Transcribe the records that follow exactly. Skip the pictures.
****
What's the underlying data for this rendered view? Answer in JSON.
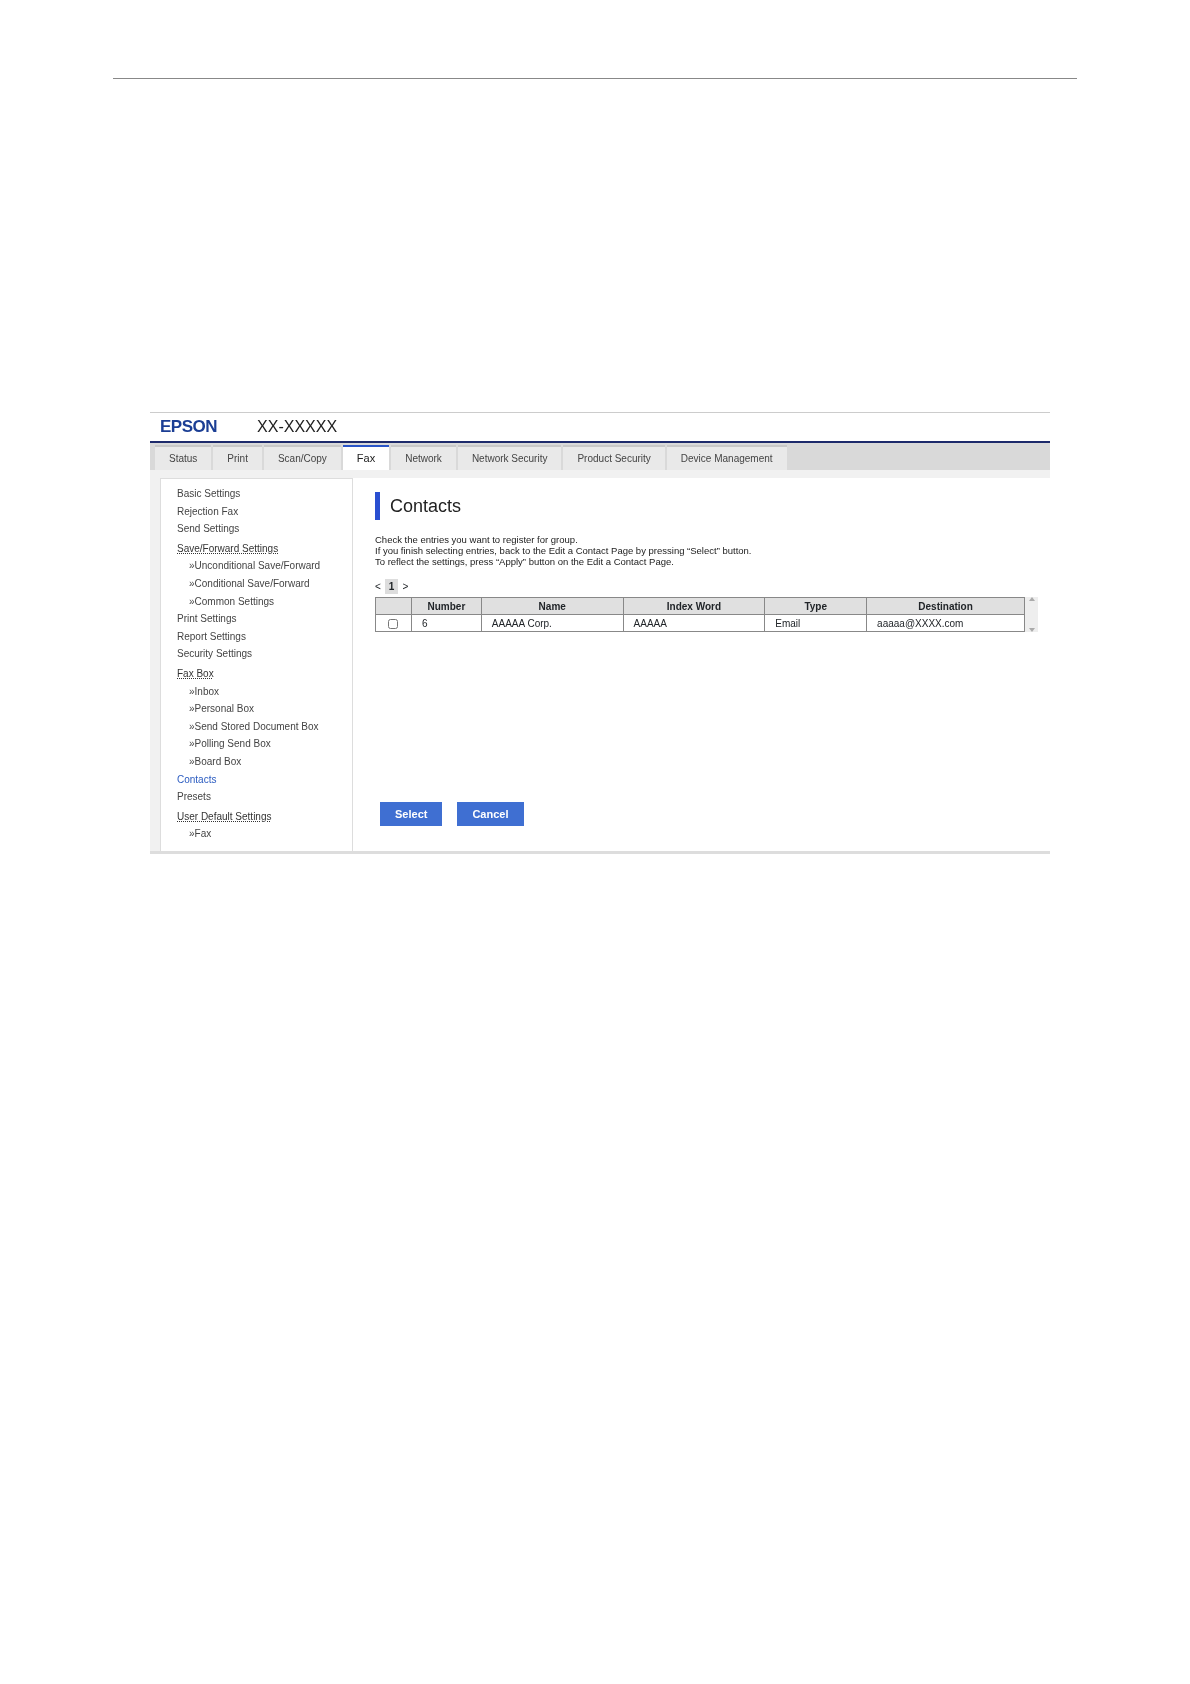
{
  "header": {
    "logo": "EPSON",
    "model": "XX-XXXXX"
  },
  "tabs": [
    {
      "label": "Status",
      "selected": false
    },
    {
      "label": "Print",
      "selected": false
    },
    {
      "label": "Scan/Copy",
      "selected": false
    },
    {
      "label": "Fax",
      "selected": true
    },
    {
      "label": "Network",
      "selected": false
    },
    {
      "label": "Network Security",
      "selected": false
    },
    {
      "label": "Product Security",
      "selected": false
    },
    {
      "label": "Device Management",
      "selected": false
    }
  ],
  "sidebar": {
    "items": [
      {
        "label": "Basic Settings",
        "kind": "link",
        "selected": false
      },
      {
        "label": "Rejection Fax",
        "kind": "link",
        "selected": false
      },
      {
        "label": "Send Settings",
        "kind": "link",
        "selected": false
      },
      {
        "label": "Save/Forward Settings",
        "kind": "group",
        "selected": false
      },
      {
        "label": "»Unconditional Save/Forward",
        "kind": "sub",
        "selected": false
      },
      {
        "label": "»Conditional Save/Forward",
        "kind": "sub",
        "selected": false
      },
      {
        "label": "»Common Settings",
        "kind": "sub",
        "selected": false
      },
      {
        "label": "Print Settings",
        "kind": "link",
        "selected": false
      },
      {
        "label": "Report Settings",
        "kind": "link",
        "selected": false
      },
      {
        "label": "Security Settings",
        "kind": "link",
        "selected": false
      },
      {
        "label": "Fax Box",
        "kind": "group",
        "selected": false
      },
      {
        "label": "»Inbox",
        "kind": "sub",
        "selected": false
      },
      {
        "label": "»Personal Box",
        "kind": "sub",
        "selected": false
      },
      {
        "label": "»Send Stored Document Box",
        "kind": "sub",
        "selected": false
      },
      {
        "label": "»Polling Send Box",
        "kind": "sub",
        "selected": false
      },
      {
        "label": "»Board Box",
        "kind": "sub",
        "selected": false
      },
      {
        "label": "Contacts",
        "kind": "link",
        "selected": true
      },
      {
        "label": "Presets",
        "kind": "link",
        "selected": false
      },
      {
        "label": "User Default Settings",
        "kind": "group",
        "selected": false
      },
      {
        "label": "»Fax",
        "kind": "sub",
        "selected": false
      }
    ]
  },
  "main": {
    "title": "Contacts",
    "instructions": [
      "Check the entries you want to register for group.",
      "If you finish selecting entries, back to the Edit a Contact Page by pressing “Select” button.",
      "To reflect the settings, press “Apply” button on the Edit a Contact Page."
    ],
    "pager": {
      "prev": "<",
      "page": "1",
      "next": ">"
    },
    "table": {
      "columns": [
        "",
        "Number",
        "Name",
        "Index Word",
        "Type",
        "Destination"
      ],
      "rows": [
        {
          "checked": false,
          "cells": [
            "",
            "6",
            "AAAAA Corp.",
            "AAAAA",
            "Email",
            "aaaaa@XXXX.com"
          ]
        }
      ]
    },
    "buttons": [
      "Select",
      "Cancel"
    ]
  }
}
****
Right answer:
What's the underlying data for this rendered view? Answer in JSON.
{
  "header": {
    "logo": "EPSON",
    "model": "XX-XXXXX"
  },
  "tabs": [
    {
      "label": "Status",
      "selected": false
    },
    {
      "label": "Print",
      "selected": false
    },
    {
      "label": "Scan/Copy",
      "selected": false
    },
    {
      "label": "Fax",
      "selected": true
    },
    {
      "label": "Network",
      "selected": false
    },
    {
      "label": "Network Security",
      "selected": false
    },
    {
      "label": "Product Security",
      "selected": false
    },
    {
      "label": "Device Management",
      "selected": false
    }
  ],
  "sidebar": {
    "items": [
      {
        "label": "Basic Settings",
        "kind": "link",
        "selected": false
      },
      {
        "label": "Rejection Fax",
        "kind": "link",
        "selected": false
      },
      {
        "label": "Send Settings",
        "kind": "link",
        "selected": false
      },
      {
        "label": "Save/Forward Settings",
        "kind": "group",
        "selected": false
      },
      {
        "label": "»Unconditional Save/Forward",
        "kind": "sub",
        "selected": false
      },
      {
        "label": "»Conditional Save/Forward",
        "kind": "sub",
        "selected": false
      },
      {
        "label": "»Common Settings",
        "kind": "sub",
        "selected": false
      },
      {
        "label": "Print Settings",
        "kind": "link",
        "selected": false
      },
      {
        "label": "Report Settings",
        "kind": "link",
        "selected": false
      },
      {
        "label": "Security Settings",
        "kind": "link",
        "selected": false
      },
      {
        "label": "Fax Box",
        "kind": "group",
        "selected": false
      },
      {
        "label": "»Inbox",
        "kind": "sub",
        "selected": false
      },
      {
        "label": "»Personal Box",
        "kind": "sub",
        "selected": false
      },
      {
        "label": "»Send Stored Document Box",
        "kind": "sub",
        "selected": false
      },
      {
        "label": "»Polling Send Box",
        "kind": "sub",
        "selected": false
      },
      {
        "label": "»Board Box",
        "kind": "sub",
        "selected": false
      },
      {
        "label": "Contacts",
        "kind": "link",
        "selected": true
      },
      {
        "label": "Presets",
        "kind": "link",
        "selected": false
      },
      {
        "label": "User Default Settings",
        "kind": "group",
        "selected": false
      },
      {
        "label": "»Fax",
        "kind": "sub",
        "selected": false
      }
    ]
  },
  "main": {
    "title": "Contacts",
    "instructions": [
      "Check the entries you want to register for group.",
      "If you finish selecting entries, back to the Edit a Contact Page by pressing “Select” button.",
      "To reflect the settings, press “Apply” button on the Edit a Contact Page."
    ],
    "pager": {
      "prev": "<",
      "page": "1",
      "next": ">"
    },
    "table": {
      "columns": [
        "",
        "Number",
        "Name",
        "Index Word",
        "Type",
        "Destination"
      ],
      "rows": [
        {
          "checked": false,
          "cells": [
            "",
            "6",
            "AAAAA Corp.",
            "AAAAA",
            "Email",
            "aaaaa@XXXX.com"
          ]
        }
      ]
    },
    "buttons": [
      "Select",
      "Cancel"
    ]
  }
}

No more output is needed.